» **PROBLEM STATEMENT**: Report how many lines below contain the word "title", and give only that number.

» **EXTRACTED DATA**:
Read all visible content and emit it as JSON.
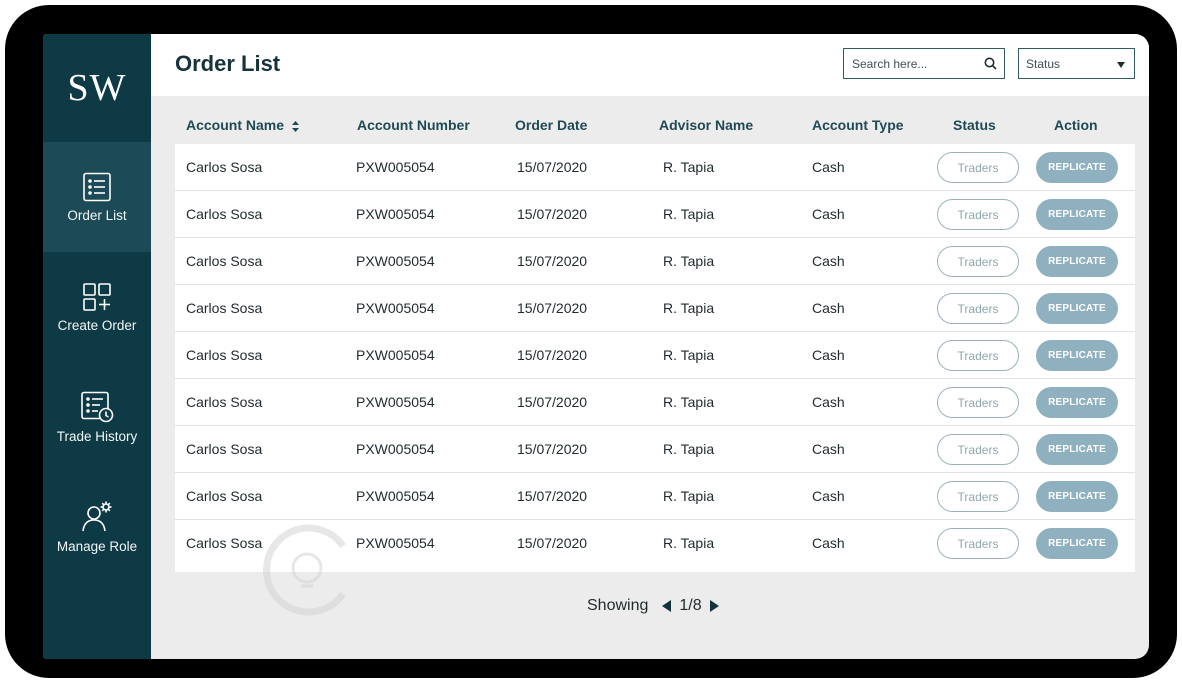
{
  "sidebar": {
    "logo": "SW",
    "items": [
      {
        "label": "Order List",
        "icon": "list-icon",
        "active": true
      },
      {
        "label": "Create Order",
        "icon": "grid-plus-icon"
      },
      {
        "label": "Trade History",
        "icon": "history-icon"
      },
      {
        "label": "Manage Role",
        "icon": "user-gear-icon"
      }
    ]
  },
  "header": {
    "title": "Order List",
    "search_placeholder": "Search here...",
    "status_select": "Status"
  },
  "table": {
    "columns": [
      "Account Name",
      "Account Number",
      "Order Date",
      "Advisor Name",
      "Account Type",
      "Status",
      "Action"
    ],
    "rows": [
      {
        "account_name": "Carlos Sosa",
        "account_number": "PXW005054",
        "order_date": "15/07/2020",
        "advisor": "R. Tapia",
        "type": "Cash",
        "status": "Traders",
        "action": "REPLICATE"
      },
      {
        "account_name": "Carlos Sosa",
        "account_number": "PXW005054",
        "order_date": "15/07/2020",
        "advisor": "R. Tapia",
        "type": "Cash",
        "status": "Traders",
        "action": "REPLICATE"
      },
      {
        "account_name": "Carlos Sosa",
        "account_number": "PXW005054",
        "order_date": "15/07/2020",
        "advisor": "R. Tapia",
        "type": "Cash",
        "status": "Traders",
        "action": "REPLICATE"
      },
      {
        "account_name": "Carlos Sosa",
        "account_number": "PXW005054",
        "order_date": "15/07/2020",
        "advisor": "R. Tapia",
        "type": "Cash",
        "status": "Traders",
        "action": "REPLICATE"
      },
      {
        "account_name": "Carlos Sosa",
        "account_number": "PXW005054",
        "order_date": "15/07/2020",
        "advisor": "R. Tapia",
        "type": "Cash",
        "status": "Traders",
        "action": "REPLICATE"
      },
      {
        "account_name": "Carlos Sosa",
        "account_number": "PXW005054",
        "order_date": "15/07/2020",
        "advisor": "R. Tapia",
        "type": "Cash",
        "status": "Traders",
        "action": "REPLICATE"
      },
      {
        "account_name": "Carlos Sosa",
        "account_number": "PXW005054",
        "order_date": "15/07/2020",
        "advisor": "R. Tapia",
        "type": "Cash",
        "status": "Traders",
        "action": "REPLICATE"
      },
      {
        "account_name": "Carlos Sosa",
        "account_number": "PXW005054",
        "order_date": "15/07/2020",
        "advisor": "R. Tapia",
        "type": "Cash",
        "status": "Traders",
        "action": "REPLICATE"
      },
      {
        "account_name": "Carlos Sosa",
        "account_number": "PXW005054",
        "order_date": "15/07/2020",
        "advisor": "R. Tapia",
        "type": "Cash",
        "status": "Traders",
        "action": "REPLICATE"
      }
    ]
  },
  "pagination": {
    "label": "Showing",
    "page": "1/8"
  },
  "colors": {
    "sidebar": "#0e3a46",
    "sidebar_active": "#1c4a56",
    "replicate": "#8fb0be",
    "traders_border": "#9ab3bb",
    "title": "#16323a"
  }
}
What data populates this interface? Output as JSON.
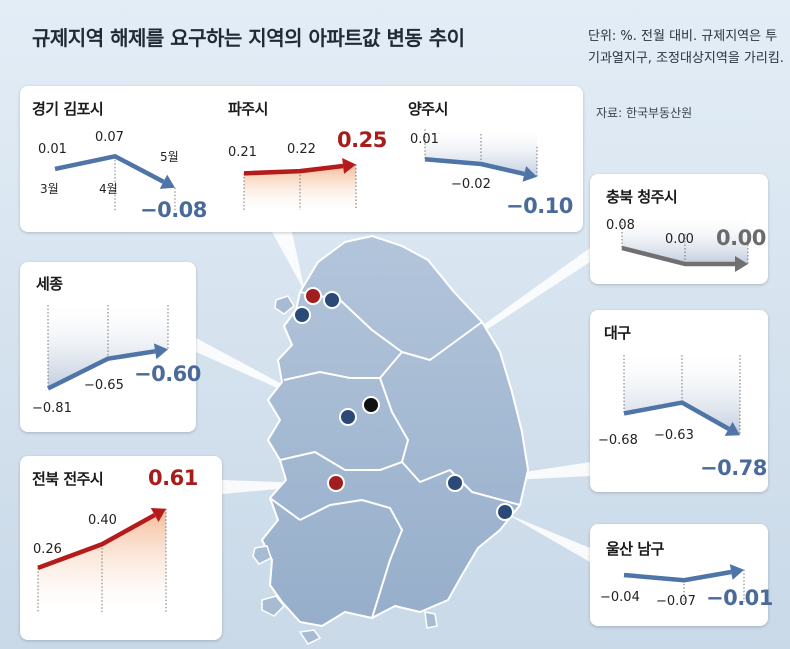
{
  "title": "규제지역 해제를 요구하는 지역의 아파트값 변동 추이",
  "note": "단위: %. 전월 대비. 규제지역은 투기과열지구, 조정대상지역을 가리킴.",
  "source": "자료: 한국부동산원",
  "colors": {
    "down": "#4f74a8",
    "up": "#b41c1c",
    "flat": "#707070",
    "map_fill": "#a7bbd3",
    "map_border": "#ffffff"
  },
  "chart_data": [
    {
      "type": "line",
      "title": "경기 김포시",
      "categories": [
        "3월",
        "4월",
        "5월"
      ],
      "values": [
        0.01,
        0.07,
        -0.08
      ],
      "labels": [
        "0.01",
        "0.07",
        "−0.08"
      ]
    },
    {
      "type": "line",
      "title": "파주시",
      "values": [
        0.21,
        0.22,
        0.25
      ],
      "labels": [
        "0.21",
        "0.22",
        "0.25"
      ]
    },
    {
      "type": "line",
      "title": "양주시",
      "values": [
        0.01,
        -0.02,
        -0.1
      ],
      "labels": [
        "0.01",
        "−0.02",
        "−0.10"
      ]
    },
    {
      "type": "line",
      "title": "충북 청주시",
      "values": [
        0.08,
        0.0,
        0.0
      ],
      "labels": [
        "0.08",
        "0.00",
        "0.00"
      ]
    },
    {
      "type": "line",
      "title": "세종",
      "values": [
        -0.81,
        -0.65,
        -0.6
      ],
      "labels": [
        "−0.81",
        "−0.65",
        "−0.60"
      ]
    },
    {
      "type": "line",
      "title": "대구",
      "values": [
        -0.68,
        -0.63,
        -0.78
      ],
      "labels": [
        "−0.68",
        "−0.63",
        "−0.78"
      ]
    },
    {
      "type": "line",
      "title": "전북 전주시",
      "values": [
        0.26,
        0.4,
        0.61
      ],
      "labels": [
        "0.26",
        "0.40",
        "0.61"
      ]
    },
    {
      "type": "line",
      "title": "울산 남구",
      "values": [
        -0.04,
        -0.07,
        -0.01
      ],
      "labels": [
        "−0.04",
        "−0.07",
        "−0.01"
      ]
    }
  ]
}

» **RESPONSE BELOW**: 11